__Instructions__.
A: Reproduce the passage on LinkedHashSet and TreeSet word for word, from "What about the" up to and including "of descending ones.".
B: In the passage on LinkedHashSet and TreeSet, list the basic operations for which LinkedHashSet is said to provide constant-time performance.
C: Continue the passage on LinkedHashSet and TreeSet from the point where it stops.

=== Text segment ===

When do you use LinkedHashSet?
When you are looking to produce a copy of a set that has the same order as the original, regardless of the original set's implementation without incurring the increased cost (associated with TreeSet).

void foo(Set s) {
	Set copy = new LinkedHashSet(s);

This technique is particularly useful if a module takes a set on input, copies it, and later returns results whose order is determined by that of the copy. Like HashSet, it provides constant-time performance for the basic operations add, contains and remove), assuming the hash function disperses elements properly among the buckets. Performance is likely to be just slightly below that of HashSet, due to the added expense of maintaining the linked list, with one exception: Iteration over a LinkedHashSet requires time proportional to the size of the set, regardless of its capacity. Iteration over a HashSet is likely to be more expensive, requiring time proportional to its capacity.

A linked hash set has two parameters that affect its performance: initial capacity and load factor. They are defined precisely as for HashSet. Note, however, that the penalty for choosing an excessively high value for initial capacity is less severe for this class than for HashSet, as iteration times for this class are unaffected by capacity.


TreeSet is backed by TreeMap instance and TreeSet wont permit null elements. As opposing to HashSet, TreeSet provides a total ordering on its elements and especially when you need a sorted order. The elements are ordered either by using their plain Comparable natural ordering (if you dont pass any parameter for the TreeSet constructor) or by a Comparator typically provided at sorted set creation time as a parameter to the constructor. All elements inserted into this set must either implement the Comparable interface or atleast be accepted by the specified comparator. So all such elements must be mutually comparable i.e., e1.compareTo(e2) (or, e2)) must not throw a ClassCastException.

When do you use TreeSet?
Its very well explained above that TreeSet will be used when the sorted order of inserted elements is required.

What about the performance? The performance obviously will be low compared to HashSet. A TreeSet may be accessed and traversed in either ascending or descending order. The descendingSet method returns a view of the set with the senses of all relational and directional methods inverted. The performance of ascending operations and views is likely to be faster than that of descending ones.

=== Data to examine ===

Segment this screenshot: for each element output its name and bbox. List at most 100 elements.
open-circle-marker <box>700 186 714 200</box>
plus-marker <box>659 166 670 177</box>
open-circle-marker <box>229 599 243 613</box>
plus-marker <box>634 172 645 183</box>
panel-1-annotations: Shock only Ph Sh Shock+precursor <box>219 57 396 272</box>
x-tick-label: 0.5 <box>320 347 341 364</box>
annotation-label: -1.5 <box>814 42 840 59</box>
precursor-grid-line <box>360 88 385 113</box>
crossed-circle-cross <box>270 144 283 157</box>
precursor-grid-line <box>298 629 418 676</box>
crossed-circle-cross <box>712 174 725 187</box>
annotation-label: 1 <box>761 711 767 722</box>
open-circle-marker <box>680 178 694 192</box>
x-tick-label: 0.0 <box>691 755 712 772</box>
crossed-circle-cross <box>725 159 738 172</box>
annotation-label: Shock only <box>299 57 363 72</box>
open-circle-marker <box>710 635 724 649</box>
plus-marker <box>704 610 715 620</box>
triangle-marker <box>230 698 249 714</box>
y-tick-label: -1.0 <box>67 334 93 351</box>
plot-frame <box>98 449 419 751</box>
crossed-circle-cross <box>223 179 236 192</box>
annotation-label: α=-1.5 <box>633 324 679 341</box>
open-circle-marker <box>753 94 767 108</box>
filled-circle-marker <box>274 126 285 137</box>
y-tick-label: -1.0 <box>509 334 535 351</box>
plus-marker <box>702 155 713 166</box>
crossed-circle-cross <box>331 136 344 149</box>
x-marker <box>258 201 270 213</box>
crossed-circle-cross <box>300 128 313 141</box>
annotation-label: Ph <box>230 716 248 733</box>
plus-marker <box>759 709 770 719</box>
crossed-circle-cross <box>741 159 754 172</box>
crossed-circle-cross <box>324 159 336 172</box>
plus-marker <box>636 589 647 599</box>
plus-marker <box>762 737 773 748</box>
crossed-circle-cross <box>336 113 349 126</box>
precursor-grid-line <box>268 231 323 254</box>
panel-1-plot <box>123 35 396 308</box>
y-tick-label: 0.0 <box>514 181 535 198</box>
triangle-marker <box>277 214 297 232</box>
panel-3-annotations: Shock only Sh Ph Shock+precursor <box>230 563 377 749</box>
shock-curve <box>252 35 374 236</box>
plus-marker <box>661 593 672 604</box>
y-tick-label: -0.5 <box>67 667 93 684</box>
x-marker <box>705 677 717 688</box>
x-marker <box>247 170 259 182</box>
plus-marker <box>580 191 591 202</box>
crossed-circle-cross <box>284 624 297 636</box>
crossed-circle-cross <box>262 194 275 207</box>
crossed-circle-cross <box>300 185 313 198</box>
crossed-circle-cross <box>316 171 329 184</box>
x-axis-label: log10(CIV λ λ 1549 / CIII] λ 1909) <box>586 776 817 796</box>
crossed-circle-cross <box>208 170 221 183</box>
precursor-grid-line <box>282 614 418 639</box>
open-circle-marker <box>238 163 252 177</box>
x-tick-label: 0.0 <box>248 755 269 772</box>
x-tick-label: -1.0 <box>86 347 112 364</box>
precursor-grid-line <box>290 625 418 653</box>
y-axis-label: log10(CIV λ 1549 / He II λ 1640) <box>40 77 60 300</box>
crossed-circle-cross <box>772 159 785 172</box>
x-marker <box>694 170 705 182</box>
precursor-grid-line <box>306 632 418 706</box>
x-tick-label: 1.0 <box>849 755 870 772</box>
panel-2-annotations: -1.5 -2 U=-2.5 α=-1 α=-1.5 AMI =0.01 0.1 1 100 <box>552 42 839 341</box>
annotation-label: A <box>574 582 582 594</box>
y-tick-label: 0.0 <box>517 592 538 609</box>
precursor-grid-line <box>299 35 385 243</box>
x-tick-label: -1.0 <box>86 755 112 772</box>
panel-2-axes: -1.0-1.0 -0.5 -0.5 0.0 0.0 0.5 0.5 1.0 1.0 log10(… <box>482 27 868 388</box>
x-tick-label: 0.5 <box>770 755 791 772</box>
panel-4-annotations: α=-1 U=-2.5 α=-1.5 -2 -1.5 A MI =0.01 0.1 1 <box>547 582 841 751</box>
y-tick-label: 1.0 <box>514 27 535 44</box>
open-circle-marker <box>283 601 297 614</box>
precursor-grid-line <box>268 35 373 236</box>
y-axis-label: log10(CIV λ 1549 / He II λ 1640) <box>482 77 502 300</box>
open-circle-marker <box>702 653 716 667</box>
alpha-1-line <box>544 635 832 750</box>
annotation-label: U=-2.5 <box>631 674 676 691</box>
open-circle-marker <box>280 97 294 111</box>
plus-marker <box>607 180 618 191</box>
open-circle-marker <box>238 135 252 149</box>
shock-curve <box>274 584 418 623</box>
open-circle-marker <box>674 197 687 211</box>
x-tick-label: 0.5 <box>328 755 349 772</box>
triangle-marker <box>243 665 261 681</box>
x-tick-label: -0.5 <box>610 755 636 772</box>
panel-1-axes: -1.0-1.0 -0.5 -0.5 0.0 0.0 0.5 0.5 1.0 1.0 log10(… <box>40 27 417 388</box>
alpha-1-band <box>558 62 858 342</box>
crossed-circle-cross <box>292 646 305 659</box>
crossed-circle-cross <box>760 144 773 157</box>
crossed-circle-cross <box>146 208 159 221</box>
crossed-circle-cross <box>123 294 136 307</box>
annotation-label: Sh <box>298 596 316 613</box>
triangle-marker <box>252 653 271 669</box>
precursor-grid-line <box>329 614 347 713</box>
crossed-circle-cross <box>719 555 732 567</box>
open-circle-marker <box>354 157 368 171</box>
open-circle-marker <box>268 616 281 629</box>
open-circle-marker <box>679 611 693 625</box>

===

__Task results__.
A:
What about the performance? The performance obviously will be low compared to HashSet. A TreeSet may be accessed and traversed in either ascending or descending order. The descendingSet method returns a view of the set with the senses of all relational and directional methods inverted. The performance of ascending operations and views is likely to be faster than that of descending ones.

B: add, contains, remove

C:
EnumSet as the name itself says is a specialized set for use with enum types. All of the elements in an enum set must come from a single enum type that is specified, explicitly or implicitly, when the set is created. Enum sets are represented internally as bit vectors. This representation is extremely compact and efficient. The space and time performance of this class should be good enough to allow its use as a high-quality, typesafe alternative to traditional int-based "bit flags." Even bulk operations (such as containsAll and retainAll) should run very quickly if their argument is also an enum set. All basic operations execute in constant time. They are likely (though not guaranteed) to be much faster than their HashSet counterparts. Even bulk operations execute in constant time if their argument is also an enum set.

The iterator returned by the iterator method traverses the elements in their natural order (the order in which the enum constants are declared). The returned iterator is weakly consistent: it will never throw ConcurrentModificationException and it may or may not show the effects of any modifications to the set that occur while the iteration is in progress.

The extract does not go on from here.